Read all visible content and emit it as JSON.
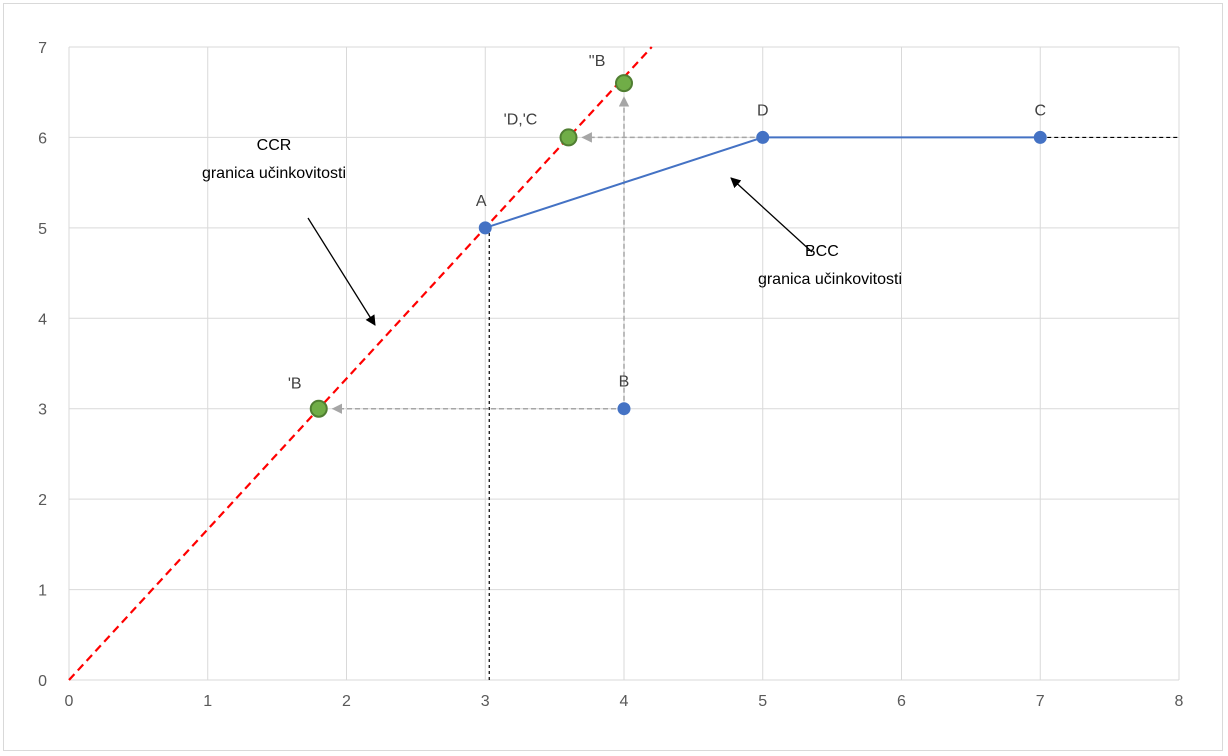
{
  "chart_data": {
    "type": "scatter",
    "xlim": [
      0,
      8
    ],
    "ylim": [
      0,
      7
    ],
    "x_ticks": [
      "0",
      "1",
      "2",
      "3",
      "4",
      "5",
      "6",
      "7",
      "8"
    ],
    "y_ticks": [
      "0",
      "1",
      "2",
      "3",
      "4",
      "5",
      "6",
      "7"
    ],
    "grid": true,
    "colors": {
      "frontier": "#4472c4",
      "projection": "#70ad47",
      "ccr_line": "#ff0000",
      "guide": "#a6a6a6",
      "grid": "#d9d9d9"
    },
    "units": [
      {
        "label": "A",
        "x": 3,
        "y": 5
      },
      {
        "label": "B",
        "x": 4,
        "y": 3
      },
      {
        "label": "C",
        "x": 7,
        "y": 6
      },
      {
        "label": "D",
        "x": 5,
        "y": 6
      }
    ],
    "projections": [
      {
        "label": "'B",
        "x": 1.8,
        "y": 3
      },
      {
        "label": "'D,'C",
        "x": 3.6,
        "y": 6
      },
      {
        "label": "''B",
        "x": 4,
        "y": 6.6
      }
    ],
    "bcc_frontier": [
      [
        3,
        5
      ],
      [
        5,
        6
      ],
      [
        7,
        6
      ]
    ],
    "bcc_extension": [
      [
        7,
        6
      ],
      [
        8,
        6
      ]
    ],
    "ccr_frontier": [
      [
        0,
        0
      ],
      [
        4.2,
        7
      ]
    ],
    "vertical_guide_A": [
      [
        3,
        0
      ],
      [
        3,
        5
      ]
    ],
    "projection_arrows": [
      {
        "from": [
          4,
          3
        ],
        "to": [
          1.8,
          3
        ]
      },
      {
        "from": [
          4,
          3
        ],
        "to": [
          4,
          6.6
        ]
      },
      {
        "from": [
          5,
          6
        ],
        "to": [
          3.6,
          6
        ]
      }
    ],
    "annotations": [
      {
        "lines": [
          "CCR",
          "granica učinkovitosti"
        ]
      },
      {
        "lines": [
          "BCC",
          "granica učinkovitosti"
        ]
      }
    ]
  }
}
────────
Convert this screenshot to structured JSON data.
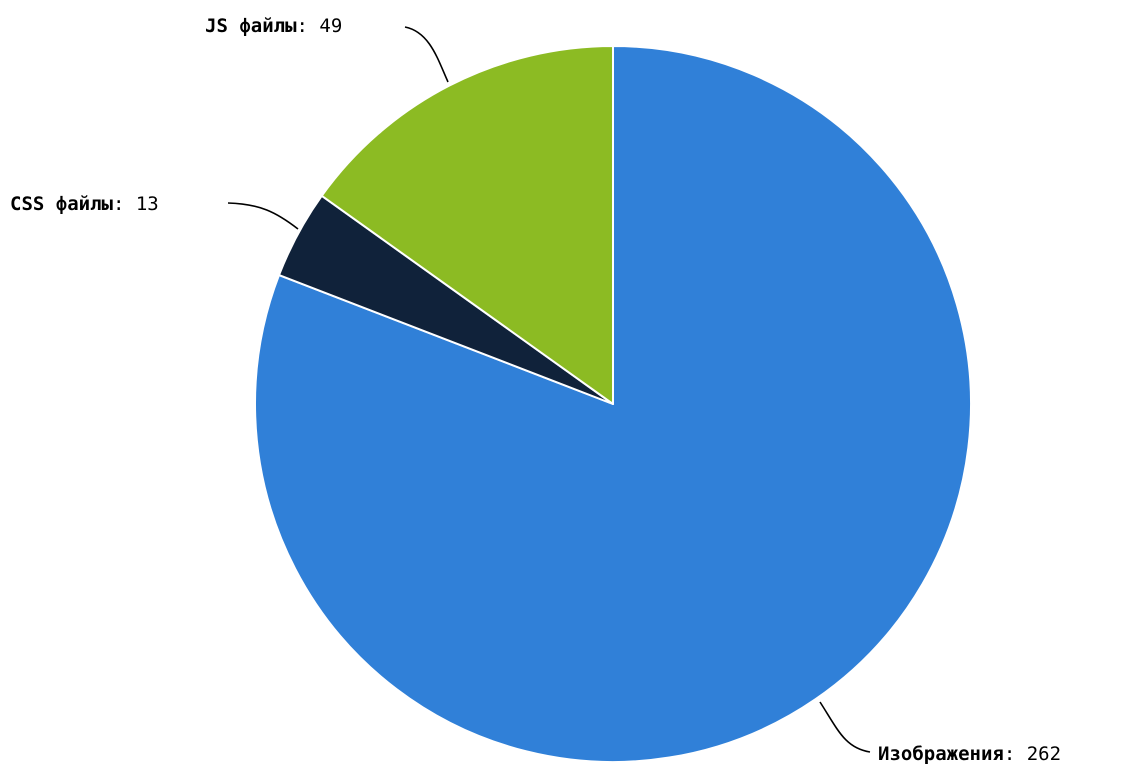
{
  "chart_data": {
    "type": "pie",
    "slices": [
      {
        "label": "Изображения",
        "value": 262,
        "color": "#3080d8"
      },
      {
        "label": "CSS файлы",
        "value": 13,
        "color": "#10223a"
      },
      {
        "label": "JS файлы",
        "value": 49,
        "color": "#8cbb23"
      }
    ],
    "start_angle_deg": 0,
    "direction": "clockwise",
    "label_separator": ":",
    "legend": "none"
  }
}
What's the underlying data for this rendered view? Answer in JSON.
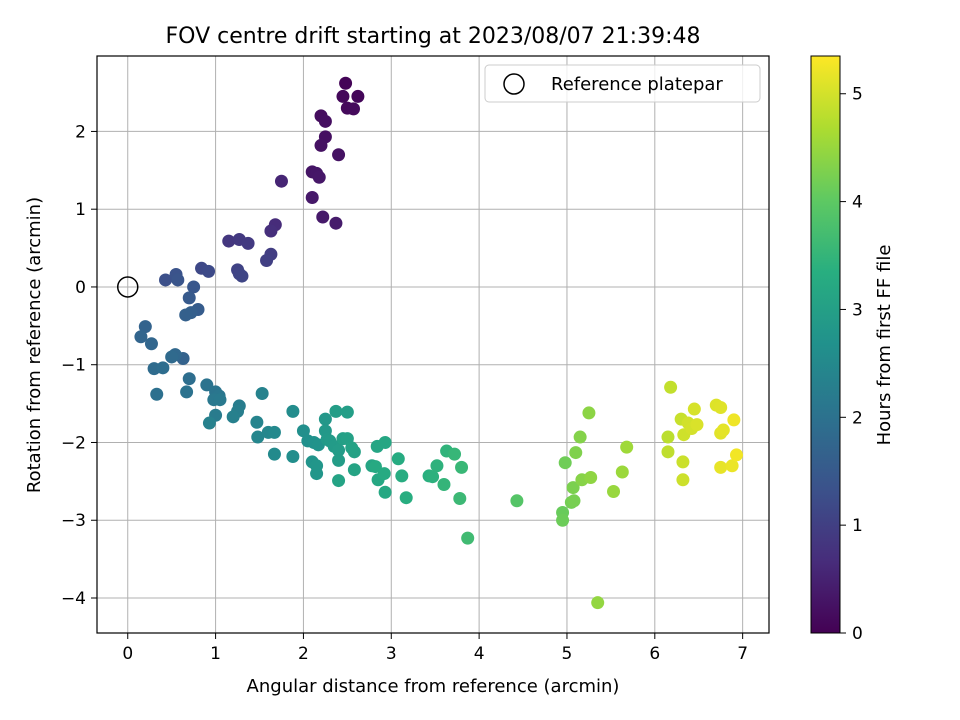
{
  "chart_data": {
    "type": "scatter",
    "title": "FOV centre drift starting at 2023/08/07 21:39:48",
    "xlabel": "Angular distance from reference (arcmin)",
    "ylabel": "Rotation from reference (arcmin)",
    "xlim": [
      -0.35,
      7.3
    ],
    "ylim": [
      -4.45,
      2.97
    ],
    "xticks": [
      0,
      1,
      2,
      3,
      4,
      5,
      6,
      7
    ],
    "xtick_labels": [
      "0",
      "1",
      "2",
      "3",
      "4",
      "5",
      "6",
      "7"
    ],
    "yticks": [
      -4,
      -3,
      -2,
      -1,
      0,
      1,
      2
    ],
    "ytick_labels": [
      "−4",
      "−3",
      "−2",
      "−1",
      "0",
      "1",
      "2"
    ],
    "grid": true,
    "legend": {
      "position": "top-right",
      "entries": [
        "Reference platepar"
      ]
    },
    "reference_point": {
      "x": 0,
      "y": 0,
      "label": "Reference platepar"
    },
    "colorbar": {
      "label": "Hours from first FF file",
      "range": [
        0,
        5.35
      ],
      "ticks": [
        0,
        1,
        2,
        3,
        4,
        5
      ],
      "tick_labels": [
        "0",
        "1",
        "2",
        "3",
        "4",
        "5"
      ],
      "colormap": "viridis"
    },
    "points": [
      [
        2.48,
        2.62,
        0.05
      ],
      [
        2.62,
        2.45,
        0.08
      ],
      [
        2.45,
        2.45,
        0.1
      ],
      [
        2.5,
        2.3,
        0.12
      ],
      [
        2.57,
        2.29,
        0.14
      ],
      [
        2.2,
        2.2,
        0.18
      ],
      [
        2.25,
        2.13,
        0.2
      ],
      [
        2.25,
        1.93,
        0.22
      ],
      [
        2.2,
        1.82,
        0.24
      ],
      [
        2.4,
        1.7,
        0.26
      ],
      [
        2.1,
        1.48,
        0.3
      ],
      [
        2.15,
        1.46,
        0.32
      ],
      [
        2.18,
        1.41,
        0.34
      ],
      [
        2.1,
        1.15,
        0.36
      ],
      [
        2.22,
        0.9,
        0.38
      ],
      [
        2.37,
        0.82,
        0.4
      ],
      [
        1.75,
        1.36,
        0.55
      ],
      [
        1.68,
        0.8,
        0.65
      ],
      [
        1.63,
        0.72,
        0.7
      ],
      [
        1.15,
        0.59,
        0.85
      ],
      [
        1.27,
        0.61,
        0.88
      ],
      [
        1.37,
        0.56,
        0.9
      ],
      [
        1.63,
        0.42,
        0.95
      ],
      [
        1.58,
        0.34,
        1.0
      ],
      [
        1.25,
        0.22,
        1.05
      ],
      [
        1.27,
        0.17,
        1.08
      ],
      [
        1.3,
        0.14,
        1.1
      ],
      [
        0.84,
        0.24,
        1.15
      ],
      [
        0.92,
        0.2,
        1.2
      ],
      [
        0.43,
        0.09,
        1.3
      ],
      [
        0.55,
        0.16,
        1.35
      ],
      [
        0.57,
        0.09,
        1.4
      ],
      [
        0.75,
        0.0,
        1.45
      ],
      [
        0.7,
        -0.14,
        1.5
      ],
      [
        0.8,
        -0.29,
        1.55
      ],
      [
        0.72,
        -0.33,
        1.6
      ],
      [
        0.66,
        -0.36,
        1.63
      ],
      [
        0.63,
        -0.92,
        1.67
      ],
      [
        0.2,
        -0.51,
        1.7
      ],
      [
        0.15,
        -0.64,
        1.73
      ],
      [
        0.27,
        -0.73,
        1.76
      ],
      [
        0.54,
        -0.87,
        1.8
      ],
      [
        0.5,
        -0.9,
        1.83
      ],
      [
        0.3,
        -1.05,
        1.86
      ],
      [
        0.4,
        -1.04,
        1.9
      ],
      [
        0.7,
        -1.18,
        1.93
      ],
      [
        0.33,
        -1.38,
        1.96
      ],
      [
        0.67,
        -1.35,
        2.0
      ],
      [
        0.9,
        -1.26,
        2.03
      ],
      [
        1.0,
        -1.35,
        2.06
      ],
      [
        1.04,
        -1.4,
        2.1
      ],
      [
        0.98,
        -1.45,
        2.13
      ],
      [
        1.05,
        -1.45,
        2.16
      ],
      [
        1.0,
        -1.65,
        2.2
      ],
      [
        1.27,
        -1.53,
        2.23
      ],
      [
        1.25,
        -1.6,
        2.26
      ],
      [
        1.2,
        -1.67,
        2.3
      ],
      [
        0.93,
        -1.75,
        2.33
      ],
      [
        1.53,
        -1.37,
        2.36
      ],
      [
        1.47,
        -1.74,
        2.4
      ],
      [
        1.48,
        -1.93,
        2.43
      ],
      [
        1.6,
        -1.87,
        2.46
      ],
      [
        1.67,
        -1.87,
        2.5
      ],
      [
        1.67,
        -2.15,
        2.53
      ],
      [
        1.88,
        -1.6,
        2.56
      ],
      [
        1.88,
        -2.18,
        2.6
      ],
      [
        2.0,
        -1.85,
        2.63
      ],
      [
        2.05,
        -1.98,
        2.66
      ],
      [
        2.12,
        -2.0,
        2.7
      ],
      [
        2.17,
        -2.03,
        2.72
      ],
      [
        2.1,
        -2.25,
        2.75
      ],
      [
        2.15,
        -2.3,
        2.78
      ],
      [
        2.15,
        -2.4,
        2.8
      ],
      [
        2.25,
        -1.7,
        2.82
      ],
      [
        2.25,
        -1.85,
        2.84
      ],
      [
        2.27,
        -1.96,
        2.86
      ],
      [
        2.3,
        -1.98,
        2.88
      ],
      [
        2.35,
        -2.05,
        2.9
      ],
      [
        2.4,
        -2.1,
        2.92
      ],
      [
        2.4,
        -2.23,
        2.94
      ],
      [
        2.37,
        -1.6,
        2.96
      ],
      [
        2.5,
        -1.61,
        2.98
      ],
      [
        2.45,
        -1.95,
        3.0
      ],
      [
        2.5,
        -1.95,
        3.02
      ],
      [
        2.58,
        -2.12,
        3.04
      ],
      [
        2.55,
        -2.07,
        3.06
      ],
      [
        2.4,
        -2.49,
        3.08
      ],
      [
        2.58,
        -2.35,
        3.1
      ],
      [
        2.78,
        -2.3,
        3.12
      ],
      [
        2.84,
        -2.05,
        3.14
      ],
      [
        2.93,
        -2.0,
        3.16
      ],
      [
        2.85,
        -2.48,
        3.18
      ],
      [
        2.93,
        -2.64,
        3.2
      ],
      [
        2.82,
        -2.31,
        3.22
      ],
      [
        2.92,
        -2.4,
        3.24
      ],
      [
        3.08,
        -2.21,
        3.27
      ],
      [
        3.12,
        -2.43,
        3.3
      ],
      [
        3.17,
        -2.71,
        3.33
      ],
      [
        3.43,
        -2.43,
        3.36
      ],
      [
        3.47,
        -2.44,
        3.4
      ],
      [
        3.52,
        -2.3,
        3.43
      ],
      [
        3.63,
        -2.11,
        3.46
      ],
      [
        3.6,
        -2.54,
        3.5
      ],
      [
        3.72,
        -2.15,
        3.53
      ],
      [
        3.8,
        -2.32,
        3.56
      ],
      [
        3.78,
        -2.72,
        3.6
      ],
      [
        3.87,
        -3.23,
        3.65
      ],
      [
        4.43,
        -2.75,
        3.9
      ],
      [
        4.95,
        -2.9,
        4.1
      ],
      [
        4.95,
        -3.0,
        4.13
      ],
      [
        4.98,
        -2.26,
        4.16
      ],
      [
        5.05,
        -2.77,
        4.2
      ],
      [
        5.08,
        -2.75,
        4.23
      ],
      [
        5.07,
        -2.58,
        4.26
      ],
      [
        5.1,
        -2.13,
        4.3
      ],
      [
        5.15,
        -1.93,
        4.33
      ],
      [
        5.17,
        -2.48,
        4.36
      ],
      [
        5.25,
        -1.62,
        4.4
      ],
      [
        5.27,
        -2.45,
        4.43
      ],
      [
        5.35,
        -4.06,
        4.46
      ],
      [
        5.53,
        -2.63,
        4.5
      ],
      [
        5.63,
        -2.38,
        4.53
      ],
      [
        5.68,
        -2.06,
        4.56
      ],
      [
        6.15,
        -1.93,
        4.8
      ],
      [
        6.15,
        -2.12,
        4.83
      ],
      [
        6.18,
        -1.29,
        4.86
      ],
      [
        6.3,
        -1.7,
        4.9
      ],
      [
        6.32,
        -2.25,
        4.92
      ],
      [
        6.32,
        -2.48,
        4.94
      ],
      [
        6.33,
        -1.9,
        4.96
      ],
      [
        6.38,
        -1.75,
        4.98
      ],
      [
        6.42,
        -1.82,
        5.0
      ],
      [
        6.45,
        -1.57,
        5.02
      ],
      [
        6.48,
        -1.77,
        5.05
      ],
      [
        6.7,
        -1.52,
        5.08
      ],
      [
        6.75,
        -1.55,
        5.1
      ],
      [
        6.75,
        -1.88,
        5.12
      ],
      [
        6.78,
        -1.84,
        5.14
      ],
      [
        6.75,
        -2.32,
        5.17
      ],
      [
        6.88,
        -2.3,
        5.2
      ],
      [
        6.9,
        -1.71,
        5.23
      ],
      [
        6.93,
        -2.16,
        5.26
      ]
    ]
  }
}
────────
__What needs to be done__
Filter the data for the string "platepar" and copy every line that has it.

__Exercise solution__
        "Reference platepar"
      "label": "Reference platepar"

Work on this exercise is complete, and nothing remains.